** BEGIN **
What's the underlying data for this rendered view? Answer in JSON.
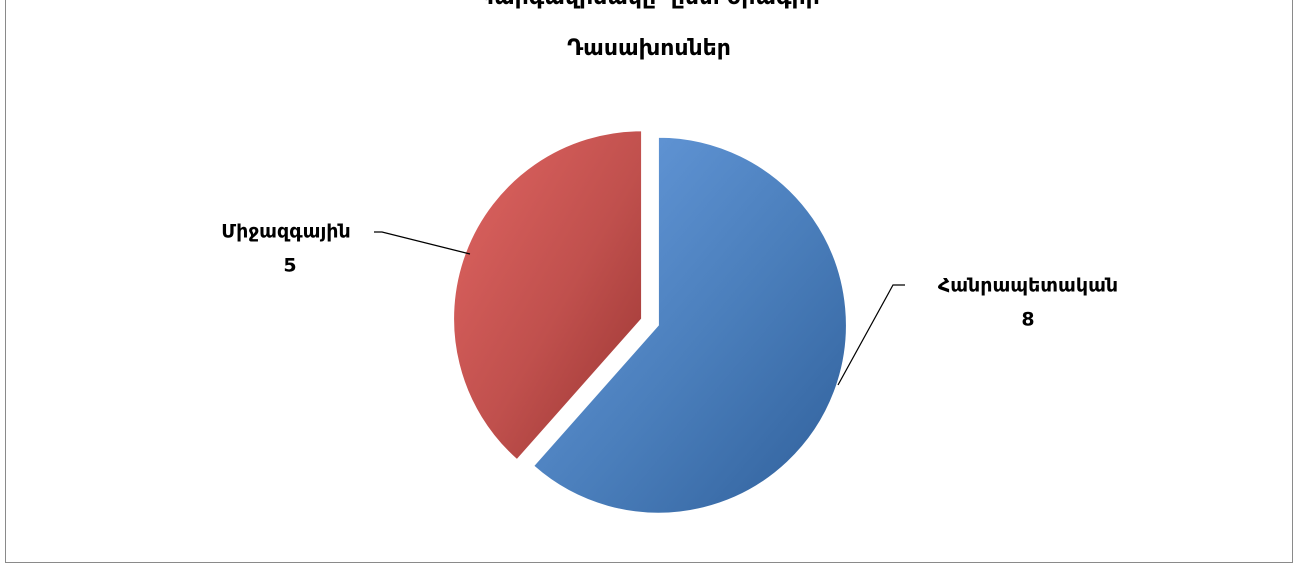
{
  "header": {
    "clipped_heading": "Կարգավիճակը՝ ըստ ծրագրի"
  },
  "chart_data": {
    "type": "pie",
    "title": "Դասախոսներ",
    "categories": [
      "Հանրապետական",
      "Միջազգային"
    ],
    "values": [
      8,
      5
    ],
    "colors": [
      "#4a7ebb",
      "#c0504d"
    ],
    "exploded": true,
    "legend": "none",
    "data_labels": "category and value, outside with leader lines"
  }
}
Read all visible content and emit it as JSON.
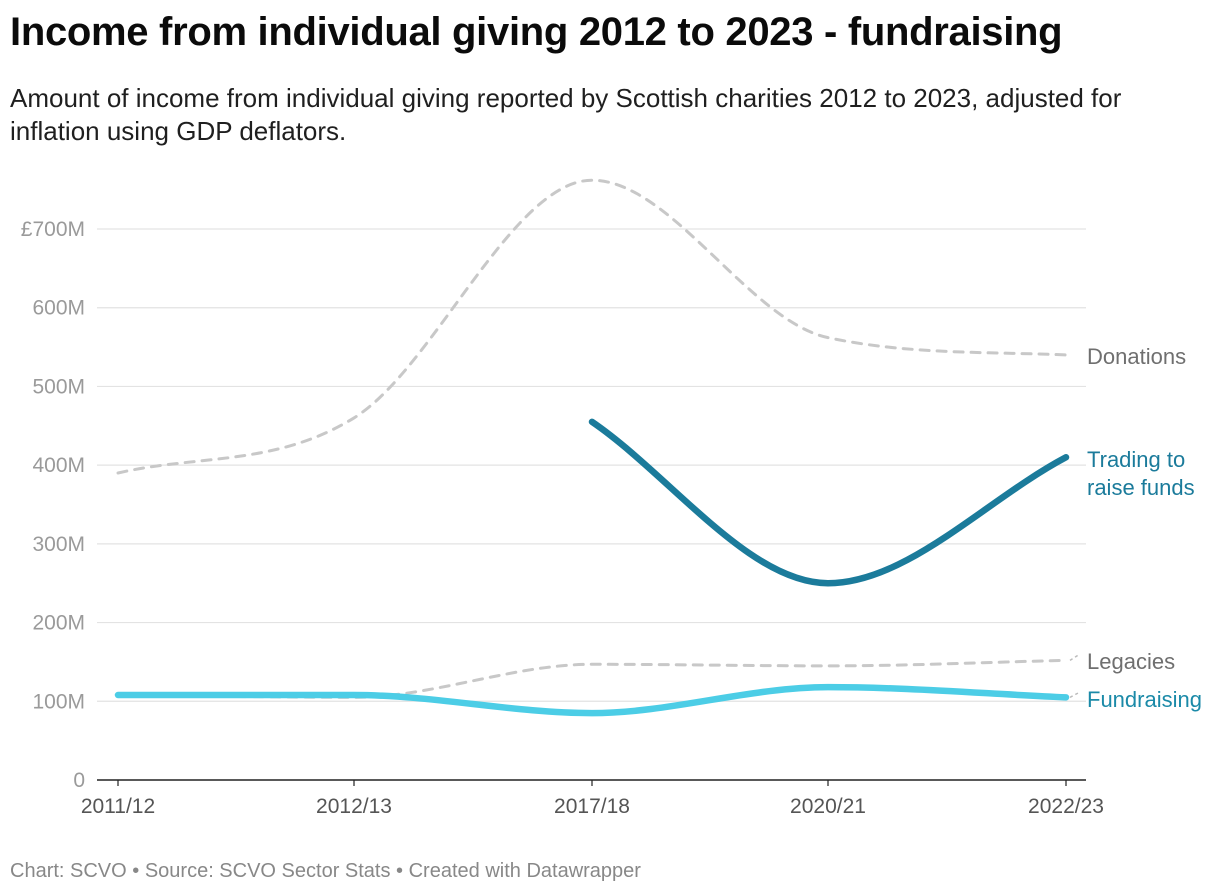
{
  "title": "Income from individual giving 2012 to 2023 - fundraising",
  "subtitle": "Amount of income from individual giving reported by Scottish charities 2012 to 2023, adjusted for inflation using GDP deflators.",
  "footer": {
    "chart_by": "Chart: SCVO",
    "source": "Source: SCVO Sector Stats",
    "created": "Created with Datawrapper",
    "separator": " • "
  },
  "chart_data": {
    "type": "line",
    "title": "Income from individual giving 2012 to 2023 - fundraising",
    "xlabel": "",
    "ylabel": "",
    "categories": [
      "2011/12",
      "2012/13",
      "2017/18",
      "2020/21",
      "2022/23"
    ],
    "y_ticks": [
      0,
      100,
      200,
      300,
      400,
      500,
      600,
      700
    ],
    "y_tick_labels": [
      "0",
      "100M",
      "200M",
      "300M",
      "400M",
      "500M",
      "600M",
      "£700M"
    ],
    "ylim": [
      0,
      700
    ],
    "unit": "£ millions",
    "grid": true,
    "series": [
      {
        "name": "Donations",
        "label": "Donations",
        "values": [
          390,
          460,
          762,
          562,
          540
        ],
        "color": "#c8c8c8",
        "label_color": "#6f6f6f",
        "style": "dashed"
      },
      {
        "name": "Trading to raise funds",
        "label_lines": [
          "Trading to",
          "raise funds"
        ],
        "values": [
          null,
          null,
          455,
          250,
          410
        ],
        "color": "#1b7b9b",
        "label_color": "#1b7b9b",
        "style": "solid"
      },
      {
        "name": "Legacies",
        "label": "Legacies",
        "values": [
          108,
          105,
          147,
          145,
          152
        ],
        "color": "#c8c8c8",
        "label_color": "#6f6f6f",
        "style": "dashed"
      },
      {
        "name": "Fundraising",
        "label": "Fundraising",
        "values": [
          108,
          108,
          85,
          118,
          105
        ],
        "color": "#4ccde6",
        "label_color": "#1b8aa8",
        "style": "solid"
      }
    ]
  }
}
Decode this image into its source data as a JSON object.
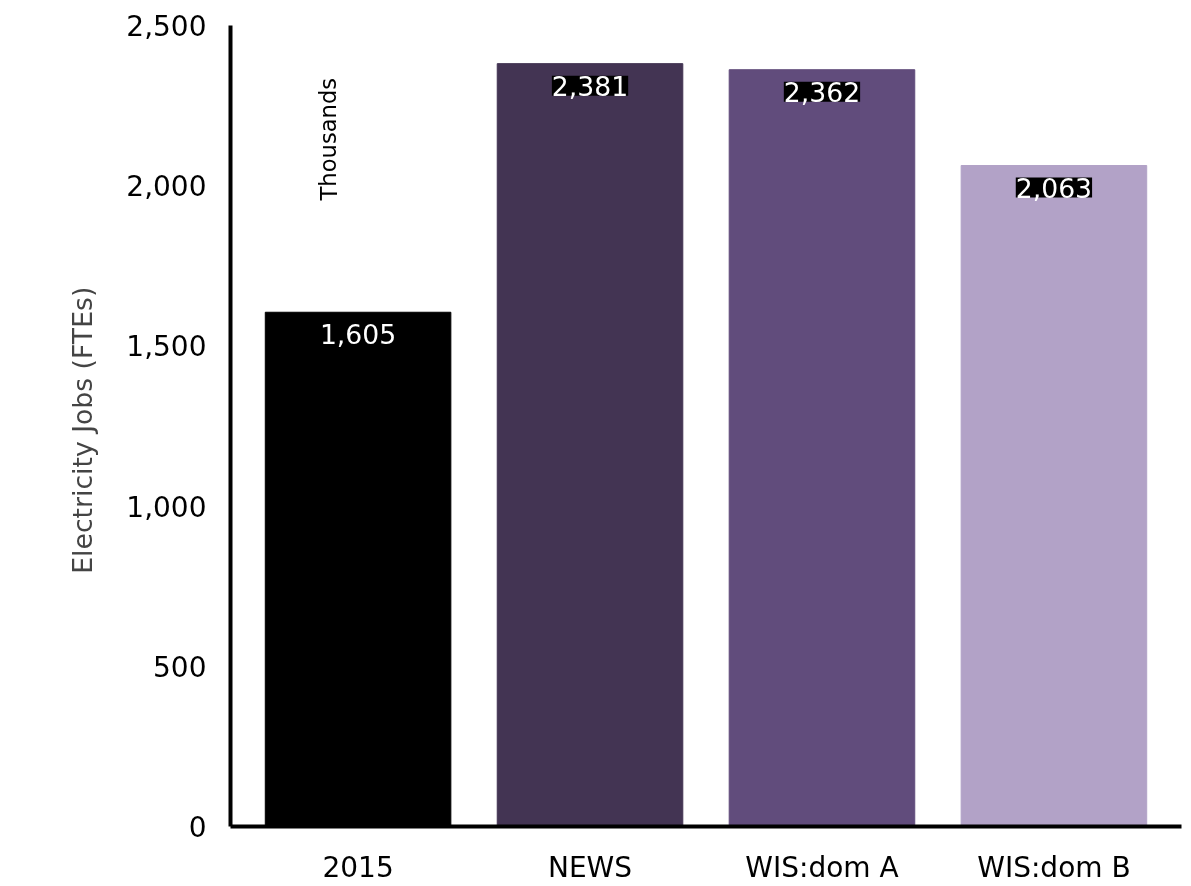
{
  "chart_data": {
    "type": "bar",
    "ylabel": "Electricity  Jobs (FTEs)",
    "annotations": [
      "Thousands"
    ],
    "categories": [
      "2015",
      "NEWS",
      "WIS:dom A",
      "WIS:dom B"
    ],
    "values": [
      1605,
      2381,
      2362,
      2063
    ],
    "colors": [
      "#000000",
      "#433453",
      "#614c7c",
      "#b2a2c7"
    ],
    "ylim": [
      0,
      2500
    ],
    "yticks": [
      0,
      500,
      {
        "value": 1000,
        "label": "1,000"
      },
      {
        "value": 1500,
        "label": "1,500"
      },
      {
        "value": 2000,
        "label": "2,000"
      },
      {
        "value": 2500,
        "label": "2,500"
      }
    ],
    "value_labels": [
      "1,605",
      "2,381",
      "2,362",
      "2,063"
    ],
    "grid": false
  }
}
** END **
Exercise directions
Pick out every line holding the string "name" and return it.

Finished answer
        "name": "Donations",
        "name": "Trading to raise funds",
        "name": "Legacies",
        "name": "Fundraising",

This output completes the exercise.